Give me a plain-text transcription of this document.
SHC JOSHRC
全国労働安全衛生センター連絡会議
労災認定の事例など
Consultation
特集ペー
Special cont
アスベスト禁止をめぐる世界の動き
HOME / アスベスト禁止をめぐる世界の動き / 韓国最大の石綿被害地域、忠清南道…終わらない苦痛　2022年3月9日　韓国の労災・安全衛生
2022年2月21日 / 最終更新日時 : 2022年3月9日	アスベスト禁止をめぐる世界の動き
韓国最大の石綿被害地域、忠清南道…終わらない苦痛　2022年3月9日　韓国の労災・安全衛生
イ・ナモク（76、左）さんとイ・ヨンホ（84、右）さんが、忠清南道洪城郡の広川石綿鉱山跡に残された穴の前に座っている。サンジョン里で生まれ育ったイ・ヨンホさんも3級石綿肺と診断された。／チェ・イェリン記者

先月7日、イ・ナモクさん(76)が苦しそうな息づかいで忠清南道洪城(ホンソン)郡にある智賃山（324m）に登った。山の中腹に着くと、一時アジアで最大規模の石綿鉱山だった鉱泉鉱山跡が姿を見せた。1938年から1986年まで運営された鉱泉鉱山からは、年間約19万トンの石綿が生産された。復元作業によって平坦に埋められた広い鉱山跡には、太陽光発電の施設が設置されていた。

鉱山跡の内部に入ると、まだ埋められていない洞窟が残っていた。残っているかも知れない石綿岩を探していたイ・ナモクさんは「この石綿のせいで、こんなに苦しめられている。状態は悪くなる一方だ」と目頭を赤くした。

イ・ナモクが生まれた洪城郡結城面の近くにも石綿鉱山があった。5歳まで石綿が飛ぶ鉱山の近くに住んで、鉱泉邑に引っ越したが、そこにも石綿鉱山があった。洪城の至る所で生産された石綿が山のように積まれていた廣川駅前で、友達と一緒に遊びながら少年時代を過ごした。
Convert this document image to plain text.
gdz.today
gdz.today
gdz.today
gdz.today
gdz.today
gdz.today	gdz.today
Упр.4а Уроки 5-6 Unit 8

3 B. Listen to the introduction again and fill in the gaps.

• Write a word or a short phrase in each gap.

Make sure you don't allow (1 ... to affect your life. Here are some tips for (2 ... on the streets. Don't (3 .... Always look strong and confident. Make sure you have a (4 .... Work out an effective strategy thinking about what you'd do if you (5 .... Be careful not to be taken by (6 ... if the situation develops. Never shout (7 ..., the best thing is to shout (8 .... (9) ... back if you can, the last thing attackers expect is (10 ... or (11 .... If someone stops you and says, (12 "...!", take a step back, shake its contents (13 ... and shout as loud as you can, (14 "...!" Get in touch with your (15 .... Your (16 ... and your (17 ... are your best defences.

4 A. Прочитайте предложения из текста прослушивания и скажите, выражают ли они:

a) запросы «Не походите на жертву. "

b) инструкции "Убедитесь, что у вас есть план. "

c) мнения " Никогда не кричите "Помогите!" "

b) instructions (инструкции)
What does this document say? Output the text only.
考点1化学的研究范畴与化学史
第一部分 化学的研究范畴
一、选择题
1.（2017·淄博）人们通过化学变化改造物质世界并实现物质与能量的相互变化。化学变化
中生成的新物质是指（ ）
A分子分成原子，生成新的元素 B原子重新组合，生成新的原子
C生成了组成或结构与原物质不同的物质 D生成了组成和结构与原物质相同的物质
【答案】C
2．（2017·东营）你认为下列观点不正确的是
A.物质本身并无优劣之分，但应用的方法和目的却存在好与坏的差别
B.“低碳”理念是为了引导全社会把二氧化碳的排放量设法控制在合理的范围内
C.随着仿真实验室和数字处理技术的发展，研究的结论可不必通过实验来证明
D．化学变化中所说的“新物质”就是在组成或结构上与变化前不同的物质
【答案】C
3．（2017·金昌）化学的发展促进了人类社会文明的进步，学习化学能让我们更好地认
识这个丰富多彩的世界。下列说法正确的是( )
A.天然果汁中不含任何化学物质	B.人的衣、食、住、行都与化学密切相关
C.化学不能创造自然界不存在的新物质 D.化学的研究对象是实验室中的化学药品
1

======

** GOAL OF THE EXERCISE **
Output every record above exactly as it appears.

** WORKED ANSWER **
Give me a plain-text transcription of this document.
SHC JOSHRC
全国労働安全衛生センター連絡会議
労災認定の事例など
Consultation
特集ペー
Special cont
アスベスト禁止をめぐる世界の動き
HOME / アスベスト禁止をめぐる世界の動き / 韓国最大の石綿被害地域、忠清南道…終わらない苦痛　2022年3月9日　韓国の労災・安全衛生
2022年2月21日 / 最終更新日時 : 2022年3月9日	アスベスト禁止をめぐる世界の動き
韓国最大の石綿被害地域、忠清南道…終わらない苦痛　2022年3月9日　韓国の労災・安全衛生
イ・ナモク（76、左）さんとイ・ヨンホ（84、右）さんが、忠清南道洪城郡の広川石綿鉱山跡に残された穴の前に座っている。サンジョン里で生まれ育ったイ・ヨンホさんも3級石綿肺と診断された。／チェ・イェリン記者

先月7日、イ・ナモクさん(76)が苦しそうな息づかいで忠清南道洪城(ホンソン)郡にある智賃山（324m）に登った。山の中腹に着くと、一時アジアで最大規模の石綿鉱山だった鉱泉鉱山跡が姿を見せた。1938年から1986年まで運営された鉱泉鉱山からは、年間約19万トンの石綿が生産された。復元作業によって平坦に埋められた広い鉱山跡には、太陽光発電の施設が設置されていた。

鉱山跡の内部に入ると、まだ埋められていない洞窟が残っていた。残っているかも知れない石綿岩を探していたイ・ナモクさんは「この石綿のせいで、こんなに苦しめられている。状態は悪くなる一方だ」と目頭を赤くした。

イ・ナモクが生まれた洪城郡結城面の近くにも石綿鉱山があった。5歳まで石綿が飛ぶ鉱山の近くに住んで、鉱泉邑に引っ越したが、そこにも石綿鉱山があった。洪城の至る所で生産された石綿が山のように積まれていた廣川駅前で、友達と一緒に遊びながら少年時代を過ごした。
Convert this document image to plain text.
gdz.today
gdz.today
gdz.today
gdz.today
gdz.today
gdz.today	gdz.today
Упр.4а Уроки 5-6 Unit 8

3 B. Listen to the introduction again and fill in the gaps.

• Write a word or a short phrase in each gap.

Make sure you don't allow (1 ... to affect your life. Here are some tips for (2 ... on the streets. Don't (3 .... Always look strong and confident. Make sure you have a (4 .... Work out an effective strategy thinking about what you'd do if you (5 .... Be careful not to be taken by (6 ... if the situation develops. Never shout (7 ..., the best thing is to shout (8 .... (9) ... back if you can, the last thing attackers expect is (10 ... or (11 .... If someone stops you and says, (12 "...!", take a step back, shake its contents (13 ... and shout as loud as you can, (14 "...!" Get in touch with your (15 .... Your (16 ... and your (17 ... are your best defences.

4 A. Прочитайте предложения из текста прослушивания и скажите, выражают ли они:

a) запросы «Не походите на жертву. "

b) инструкции "Убедитесь, что у вас есть план. "

c) мнения " Никогда не кричите "Помогите!" "

b) instructions (инструкции)
What does this document say? Output the text only.
考点1化学的研究范畴与化学史
第一部分 化学的研究范畴
一、选择题
1.（2017·淄博）人们通过化学变化改造物质世界并实现物质与能量的相互变化。化学变化
中生成的新物质是指（ ）
A分子分成原子，生成新的元素 B原子重新组合，生成新的原子
C生成了组成或结构与原物质不同的物质 D生成了组成和结构与原物质相同的物质
【答案】C
2．（2017·东营）你认为下列观点不正确的是
A.物质本身并无优劣之分，但应用的方法和目的却存在好与坏的差别
B.“低碳”理念是为了引导全社会把二氧化碳的排放量设法控制在合理的范围内
C.随着仿真实验室和数字处理技术的发展，研究的结论可不必通过实验来证明
D．化学变化中所说的“新物质”就是在组成或结构上与变化前不同的物质
【答案】C
3．（2017·金昌）化学的发展促进了人类社会文明的进步，学习化学能让我们更好地认
识这个丰富多彩的世界。下列说法正确的是( )
A.天然果汁中不含任何化学物质	B.人的衣、食、住、行都与化学密切相关
C.化学不能创造自然界不存在的新物质 D.化学的研究对象是实验室中的化学药品
1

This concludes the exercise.